*Given records*.
┌────────

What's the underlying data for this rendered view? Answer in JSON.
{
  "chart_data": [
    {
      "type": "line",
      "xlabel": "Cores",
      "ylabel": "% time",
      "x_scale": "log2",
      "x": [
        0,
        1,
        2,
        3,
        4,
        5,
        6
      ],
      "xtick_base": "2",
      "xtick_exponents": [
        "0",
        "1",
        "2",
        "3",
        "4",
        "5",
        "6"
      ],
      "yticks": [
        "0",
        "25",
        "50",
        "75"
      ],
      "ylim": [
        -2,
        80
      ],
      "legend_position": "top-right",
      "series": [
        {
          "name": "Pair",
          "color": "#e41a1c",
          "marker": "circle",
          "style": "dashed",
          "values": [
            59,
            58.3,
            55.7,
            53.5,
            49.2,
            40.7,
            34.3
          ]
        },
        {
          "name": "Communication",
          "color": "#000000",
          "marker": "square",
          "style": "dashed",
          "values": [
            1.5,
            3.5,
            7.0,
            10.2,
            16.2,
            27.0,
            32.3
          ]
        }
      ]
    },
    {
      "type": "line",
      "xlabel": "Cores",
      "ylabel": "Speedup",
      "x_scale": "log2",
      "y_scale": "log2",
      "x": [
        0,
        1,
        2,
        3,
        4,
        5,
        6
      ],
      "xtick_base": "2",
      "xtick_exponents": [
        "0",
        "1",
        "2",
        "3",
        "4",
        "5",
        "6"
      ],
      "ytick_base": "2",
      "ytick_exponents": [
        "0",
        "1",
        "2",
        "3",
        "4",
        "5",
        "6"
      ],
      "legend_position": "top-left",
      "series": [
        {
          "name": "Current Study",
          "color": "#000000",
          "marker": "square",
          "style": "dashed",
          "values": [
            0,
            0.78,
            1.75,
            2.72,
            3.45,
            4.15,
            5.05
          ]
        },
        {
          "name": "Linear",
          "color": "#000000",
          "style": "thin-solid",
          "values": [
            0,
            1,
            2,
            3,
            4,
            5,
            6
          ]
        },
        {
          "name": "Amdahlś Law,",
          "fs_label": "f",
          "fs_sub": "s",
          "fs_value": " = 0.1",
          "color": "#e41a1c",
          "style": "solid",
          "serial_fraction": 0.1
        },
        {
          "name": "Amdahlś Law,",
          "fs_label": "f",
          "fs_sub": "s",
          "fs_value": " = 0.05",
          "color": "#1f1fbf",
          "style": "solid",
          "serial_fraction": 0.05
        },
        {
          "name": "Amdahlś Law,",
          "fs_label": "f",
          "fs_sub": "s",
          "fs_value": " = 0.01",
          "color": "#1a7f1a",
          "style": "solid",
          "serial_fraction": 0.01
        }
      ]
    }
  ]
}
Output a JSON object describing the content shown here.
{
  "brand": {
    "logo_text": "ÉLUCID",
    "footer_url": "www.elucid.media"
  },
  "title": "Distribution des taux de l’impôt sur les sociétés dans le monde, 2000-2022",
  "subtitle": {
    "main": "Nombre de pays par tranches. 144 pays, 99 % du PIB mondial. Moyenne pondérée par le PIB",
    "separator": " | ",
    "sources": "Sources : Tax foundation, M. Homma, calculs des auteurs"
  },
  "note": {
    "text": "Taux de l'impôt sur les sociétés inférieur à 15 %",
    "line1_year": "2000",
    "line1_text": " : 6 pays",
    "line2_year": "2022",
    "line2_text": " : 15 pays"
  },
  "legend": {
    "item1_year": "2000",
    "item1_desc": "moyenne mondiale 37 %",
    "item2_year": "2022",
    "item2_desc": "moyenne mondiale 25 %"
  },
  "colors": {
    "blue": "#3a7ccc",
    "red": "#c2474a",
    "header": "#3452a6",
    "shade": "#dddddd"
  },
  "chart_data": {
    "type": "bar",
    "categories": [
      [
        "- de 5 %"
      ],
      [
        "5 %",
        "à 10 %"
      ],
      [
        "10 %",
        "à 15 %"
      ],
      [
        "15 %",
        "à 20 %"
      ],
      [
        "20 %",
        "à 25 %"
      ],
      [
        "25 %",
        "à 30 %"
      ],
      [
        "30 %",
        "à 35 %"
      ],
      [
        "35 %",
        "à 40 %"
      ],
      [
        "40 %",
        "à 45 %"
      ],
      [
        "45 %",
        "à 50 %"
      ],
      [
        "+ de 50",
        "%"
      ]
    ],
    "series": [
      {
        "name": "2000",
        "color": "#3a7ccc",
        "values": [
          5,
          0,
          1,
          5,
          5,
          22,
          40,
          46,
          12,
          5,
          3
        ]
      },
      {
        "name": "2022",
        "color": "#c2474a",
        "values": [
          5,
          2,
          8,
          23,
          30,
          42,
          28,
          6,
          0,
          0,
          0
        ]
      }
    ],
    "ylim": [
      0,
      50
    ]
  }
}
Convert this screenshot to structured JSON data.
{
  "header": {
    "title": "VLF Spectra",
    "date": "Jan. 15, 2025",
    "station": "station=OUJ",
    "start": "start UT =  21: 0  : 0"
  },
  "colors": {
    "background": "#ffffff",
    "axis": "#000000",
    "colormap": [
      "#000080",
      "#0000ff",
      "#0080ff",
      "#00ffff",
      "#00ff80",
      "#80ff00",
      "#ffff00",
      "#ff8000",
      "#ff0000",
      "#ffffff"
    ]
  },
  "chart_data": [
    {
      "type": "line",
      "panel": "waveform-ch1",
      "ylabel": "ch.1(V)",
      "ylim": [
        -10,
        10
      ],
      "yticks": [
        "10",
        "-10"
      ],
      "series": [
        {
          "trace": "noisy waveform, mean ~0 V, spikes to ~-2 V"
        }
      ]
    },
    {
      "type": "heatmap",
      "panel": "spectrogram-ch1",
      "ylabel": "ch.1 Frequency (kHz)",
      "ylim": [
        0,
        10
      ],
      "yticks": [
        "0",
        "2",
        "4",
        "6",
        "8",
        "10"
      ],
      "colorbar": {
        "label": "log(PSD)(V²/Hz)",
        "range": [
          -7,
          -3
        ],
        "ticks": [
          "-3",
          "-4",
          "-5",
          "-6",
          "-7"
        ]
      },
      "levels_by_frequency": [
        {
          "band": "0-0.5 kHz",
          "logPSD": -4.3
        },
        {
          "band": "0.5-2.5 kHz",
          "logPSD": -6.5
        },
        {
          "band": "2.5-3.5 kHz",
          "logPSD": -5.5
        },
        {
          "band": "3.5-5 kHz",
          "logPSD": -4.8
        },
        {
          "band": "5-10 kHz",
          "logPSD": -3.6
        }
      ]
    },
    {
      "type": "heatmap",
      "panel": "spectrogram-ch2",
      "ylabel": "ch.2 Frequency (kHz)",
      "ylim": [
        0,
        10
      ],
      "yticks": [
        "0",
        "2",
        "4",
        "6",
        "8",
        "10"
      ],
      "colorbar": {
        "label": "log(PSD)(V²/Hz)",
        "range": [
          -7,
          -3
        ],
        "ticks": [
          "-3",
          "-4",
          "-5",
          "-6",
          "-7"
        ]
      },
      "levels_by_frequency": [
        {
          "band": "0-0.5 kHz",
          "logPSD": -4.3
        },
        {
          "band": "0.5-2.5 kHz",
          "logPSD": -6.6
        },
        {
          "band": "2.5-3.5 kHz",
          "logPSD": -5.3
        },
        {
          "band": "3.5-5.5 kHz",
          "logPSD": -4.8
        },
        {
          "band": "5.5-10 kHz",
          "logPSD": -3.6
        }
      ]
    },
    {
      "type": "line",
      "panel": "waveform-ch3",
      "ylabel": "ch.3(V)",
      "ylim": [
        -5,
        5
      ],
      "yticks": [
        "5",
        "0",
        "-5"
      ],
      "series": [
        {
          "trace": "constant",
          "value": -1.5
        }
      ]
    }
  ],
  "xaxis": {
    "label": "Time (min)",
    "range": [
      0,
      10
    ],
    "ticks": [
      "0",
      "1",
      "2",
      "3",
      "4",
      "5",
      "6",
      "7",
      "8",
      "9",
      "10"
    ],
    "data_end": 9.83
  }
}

└────────

*Task requirements*.
Your answer should be a single number: the count of lines in these records that hold the string "band".

*Answer to the task*.
10